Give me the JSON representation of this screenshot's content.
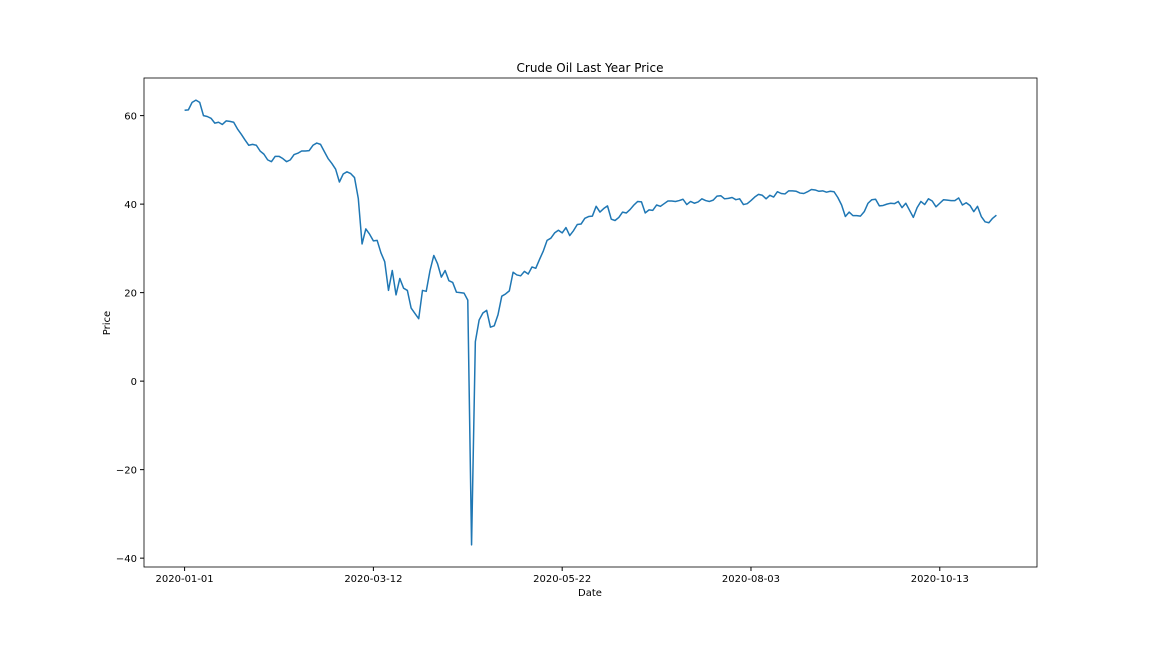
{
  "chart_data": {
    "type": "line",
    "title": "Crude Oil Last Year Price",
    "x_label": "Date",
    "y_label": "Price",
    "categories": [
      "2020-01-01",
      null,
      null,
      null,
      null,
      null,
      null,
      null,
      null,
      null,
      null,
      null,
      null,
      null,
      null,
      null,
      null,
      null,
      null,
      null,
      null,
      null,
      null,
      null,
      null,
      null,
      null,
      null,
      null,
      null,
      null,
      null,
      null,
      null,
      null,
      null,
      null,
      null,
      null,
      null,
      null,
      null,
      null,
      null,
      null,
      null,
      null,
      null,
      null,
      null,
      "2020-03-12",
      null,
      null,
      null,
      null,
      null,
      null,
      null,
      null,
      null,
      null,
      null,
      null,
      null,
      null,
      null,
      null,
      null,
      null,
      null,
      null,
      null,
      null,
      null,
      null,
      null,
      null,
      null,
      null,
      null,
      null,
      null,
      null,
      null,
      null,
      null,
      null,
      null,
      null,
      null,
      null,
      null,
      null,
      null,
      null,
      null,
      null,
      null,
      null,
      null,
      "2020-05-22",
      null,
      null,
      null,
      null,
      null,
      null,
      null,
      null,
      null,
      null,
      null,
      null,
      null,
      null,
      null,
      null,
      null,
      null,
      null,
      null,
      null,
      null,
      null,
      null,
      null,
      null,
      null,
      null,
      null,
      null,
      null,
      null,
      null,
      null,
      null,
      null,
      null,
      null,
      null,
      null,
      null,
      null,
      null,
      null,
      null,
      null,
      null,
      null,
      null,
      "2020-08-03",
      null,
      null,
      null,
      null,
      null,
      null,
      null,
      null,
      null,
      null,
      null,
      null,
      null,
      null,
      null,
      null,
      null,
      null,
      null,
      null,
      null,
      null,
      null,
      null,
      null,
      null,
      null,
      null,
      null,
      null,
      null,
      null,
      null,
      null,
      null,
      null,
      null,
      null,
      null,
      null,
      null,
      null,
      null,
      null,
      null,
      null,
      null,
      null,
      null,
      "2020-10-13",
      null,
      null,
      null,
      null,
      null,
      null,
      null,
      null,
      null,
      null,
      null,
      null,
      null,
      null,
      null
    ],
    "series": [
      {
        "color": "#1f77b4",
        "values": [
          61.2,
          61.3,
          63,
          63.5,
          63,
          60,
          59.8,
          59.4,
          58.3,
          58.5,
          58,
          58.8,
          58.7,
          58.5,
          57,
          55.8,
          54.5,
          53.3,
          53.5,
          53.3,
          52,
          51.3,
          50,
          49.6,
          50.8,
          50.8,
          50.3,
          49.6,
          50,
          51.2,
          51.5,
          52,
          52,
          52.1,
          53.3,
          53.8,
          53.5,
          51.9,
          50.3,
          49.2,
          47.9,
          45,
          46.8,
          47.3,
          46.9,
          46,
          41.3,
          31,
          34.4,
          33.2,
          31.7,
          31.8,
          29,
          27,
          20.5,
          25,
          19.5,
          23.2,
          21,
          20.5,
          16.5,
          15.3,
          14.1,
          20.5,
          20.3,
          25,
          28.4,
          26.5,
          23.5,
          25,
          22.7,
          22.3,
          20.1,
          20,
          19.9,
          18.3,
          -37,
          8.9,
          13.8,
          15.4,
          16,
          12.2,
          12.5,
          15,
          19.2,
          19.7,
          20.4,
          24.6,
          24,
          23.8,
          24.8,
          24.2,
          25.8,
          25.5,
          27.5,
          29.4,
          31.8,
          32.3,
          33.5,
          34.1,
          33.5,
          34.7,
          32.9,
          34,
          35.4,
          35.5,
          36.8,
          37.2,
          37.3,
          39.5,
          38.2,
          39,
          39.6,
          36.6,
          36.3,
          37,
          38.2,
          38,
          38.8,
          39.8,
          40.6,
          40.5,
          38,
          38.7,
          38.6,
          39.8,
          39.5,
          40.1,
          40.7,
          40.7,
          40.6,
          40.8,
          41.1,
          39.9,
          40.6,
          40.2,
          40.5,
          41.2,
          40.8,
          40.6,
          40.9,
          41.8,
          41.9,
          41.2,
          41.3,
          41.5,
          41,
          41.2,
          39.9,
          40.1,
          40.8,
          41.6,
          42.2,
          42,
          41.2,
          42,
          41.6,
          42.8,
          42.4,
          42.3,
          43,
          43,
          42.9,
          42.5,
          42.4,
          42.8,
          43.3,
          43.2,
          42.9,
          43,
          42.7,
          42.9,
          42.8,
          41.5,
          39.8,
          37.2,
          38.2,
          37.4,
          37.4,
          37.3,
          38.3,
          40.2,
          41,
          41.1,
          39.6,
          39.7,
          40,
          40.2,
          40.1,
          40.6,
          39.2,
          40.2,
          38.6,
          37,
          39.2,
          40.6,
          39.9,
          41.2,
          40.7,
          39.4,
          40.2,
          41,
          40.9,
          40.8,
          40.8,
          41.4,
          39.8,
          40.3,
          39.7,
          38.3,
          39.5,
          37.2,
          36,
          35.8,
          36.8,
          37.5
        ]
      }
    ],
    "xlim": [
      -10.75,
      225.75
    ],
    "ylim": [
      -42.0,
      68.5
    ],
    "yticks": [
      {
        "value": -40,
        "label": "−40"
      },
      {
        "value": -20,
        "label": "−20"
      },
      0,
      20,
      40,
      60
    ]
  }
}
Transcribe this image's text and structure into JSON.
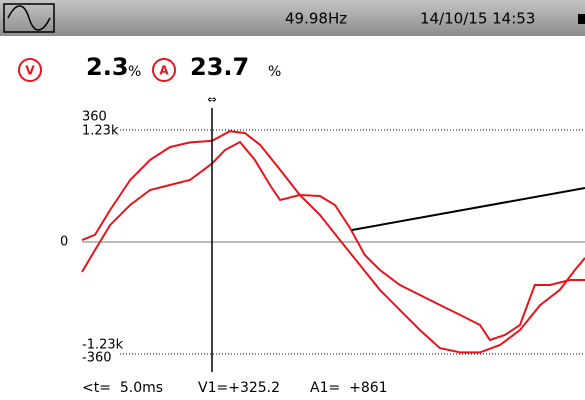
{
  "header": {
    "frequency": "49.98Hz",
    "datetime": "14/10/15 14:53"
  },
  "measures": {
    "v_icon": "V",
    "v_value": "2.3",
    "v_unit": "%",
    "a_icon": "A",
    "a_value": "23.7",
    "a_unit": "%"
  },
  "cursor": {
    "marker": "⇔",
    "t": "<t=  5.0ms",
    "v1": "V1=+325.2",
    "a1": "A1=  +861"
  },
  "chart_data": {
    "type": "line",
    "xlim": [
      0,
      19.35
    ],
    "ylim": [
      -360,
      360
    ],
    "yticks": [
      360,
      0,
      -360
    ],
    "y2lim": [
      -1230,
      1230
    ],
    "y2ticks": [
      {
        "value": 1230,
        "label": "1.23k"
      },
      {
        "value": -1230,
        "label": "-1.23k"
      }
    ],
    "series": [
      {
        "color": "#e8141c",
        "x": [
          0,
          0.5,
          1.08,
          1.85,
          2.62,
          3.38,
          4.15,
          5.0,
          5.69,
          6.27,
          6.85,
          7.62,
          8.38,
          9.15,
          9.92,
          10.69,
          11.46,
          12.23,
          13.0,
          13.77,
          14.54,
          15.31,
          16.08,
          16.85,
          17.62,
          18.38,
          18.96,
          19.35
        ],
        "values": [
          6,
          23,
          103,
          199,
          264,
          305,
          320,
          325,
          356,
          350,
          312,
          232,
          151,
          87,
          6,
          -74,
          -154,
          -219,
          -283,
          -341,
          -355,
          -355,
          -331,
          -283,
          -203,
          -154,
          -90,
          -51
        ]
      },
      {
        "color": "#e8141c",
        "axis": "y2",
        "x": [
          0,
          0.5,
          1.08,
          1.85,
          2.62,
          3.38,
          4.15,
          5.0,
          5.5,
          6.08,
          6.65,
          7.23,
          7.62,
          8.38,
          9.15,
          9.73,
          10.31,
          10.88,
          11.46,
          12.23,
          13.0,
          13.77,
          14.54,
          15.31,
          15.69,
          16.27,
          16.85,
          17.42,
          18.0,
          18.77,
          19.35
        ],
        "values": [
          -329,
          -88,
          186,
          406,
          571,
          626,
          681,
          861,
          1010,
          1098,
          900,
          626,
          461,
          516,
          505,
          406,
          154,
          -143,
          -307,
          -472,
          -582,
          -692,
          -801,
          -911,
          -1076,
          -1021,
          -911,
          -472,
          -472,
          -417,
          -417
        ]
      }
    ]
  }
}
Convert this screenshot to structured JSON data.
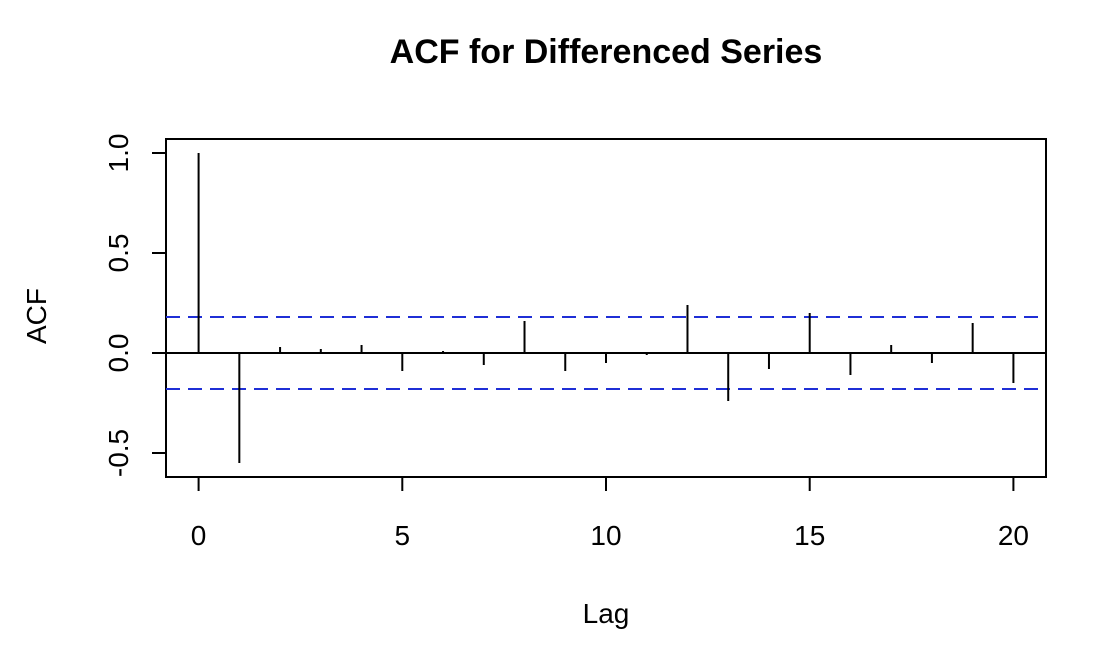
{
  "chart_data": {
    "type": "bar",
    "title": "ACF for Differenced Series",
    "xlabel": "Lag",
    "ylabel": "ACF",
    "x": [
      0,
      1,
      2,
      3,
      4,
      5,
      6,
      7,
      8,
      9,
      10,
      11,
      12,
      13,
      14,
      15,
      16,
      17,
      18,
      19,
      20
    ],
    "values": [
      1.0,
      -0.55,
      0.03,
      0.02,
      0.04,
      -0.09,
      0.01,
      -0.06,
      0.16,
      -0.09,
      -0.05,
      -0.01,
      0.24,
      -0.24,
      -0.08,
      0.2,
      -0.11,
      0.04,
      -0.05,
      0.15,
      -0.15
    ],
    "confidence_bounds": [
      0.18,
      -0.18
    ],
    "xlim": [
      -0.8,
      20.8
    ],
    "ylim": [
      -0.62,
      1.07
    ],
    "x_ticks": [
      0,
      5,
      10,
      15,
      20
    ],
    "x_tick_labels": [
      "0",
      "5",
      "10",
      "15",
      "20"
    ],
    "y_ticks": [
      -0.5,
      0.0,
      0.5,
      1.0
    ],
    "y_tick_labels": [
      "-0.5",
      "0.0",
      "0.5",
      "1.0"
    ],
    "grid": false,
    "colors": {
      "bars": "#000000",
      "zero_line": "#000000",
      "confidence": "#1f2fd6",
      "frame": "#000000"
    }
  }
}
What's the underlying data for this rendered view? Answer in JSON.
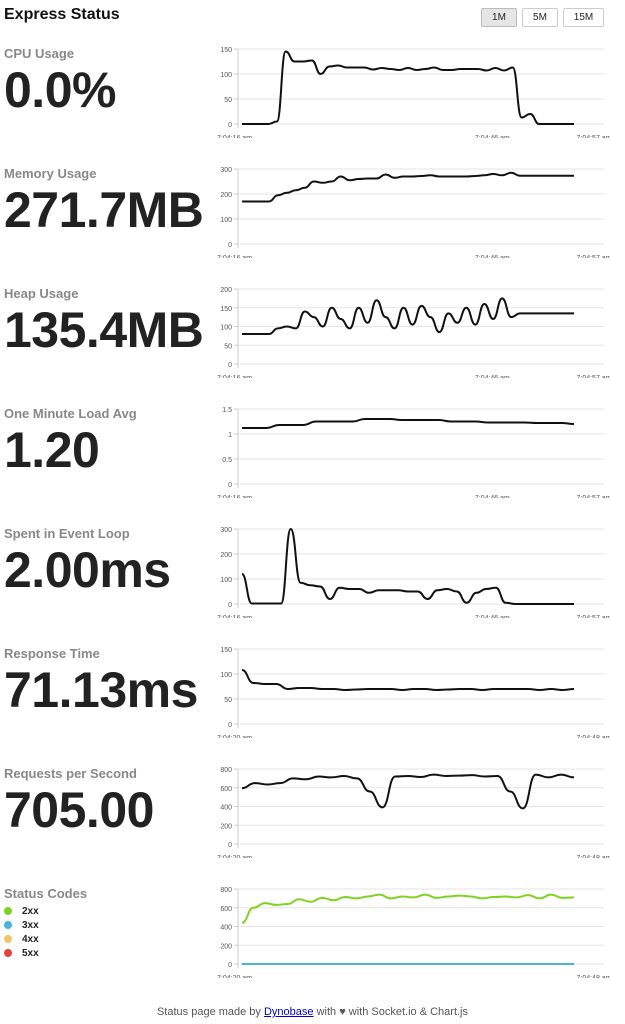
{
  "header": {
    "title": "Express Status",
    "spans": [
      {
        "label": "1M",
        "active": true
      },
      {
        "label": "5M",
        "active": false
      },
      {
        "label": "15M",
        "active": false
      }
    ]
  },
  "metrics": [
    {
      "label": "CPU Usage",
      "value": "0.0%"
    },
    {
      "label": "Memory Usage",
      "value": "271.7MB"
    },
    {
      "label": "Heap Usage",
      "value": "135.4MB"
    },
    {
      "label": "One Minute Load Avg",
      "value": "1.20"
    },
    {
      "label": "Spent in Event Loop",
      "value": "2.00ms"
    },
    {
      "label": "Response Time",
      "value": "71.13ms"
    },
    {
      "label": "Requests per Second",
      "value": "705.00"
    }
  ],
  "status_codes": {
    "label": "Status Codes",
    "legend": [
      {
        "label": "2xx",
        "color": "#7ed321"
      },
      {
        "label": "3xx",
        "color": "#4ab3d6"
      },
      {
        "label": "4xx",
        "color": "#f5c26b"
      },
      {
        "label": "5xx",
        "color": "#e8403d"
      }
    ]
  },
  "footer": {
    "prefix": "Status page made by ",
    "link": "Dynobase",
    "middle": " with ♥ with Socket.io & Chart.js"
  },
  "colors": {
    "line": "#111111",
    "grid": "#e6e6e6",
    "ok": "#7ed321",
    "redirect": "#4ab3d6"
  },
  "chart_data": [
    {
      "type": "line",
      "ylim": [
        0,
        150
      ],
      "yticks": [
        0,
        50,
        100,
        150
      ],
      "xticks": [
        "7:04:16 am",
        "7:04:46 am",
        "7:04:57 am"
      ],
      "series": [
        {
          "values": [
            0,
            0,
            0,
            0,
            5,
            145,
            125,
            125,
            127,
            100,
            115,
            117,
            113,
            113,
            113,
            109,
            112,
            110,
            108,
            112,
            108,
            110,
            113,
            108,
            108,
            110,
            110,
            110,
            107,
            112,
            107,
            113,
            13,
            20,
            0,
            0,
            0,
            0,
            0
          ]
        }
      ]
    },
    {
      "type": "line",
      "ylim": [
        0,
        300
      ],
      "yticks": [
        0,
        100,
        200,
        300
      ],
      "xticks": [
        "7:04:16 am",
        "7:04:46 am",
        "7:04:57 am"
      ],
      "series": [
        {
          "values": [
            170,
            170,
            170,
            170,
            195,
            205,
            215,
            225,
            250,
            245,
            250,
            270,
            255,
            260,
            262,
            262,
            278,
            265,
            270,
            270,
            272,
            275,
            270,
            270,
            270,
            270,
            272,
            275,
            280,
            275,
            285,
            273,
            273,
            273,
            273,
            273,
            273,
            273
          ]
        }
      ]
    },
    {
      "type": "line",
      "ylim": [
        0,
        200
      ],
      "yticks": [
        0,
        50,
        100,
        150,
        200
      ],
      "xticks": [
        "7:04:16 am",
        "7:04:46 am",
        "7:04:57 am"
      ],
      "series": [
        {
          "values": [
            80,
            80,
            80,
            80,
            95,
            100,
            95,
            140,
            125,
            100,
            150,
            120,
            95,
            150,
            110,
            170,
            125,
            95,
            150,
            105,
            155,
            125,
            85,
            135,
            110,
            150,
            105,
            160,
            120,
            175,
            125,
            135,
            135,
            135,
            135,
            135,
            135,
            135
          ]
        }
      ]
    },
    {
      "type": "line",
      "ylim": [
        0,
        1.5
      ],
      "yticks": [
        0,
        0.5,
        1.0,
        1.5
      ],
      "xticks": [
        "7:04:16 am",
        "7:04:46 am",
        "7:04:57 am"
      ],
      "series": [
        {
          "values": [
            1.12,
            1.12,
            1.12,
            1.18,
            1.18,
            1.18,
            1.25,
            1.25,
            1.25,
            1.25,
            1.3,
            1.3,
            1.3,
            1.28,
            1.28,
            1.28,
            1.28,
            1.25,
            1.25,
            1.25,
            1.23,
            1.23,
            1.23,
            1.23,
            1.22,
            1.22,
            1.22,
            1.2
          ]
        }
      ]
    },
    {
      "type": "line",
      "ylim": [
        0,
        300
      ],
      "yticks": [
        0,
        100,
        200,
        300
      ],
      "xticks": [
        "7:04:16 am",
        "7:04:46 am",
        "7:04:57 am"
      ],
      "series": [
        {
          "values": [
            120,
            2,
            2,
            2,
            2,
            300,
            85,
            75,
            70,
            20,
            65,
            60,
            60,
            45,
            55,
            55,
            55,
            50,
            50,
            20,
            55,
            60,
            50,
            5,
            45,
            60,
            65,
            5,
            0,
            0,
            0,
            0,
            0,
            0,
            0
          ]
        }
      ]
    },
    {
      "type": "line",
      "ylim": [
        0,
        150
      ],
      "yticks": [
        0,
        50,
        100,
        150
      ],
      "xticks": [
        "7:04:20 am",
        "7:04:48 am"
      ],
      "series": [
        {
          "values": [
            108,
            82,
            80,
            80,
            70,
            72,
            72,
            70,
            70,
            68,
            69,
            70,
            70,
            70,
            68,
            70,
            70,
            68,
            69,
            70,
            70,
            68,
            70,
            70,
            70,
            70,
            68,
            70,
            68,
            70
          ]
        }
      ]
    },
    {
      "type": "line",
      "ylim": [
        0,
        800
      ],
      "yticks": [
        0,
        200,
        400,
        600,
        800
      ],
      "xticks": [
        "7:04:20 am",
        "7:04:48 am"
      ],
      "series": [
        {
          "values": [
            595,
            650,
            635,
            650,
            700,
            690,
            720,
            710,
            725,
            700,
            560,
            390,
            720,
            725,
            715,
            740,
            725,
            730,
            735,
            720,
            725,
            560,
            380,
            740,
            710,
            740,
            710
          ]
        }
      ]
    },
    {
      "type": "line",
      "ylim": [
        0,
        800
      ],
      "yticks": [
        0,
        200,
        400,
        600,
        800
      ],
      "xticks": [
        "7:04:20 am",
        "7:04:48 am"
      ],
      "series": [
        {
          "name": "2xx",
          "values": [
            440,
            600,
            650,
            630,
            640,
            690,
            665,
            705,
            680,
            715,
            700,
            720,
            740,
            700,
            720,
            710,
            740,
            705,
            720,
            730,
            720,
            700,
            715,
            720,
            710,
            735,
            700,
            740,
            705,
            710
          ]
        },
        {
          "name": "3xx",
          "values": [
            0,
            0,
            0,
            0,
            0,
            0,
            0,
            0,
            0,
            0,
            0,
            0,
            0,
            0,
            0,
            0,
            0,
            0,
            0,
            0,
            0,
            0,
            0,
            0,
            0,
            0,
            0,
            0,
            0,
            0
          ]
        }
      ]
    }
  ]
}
- - - -
Stated goal -> Show each line of the listing that holds the string "JSON".

Output below ->
Give me the JSON representation of this screenshot's content.
Transcribe this image's text and structure into JSON.
Convert this screenshot to structured JSON data.
What's the underlying data for this rendered view? Answer in JSON.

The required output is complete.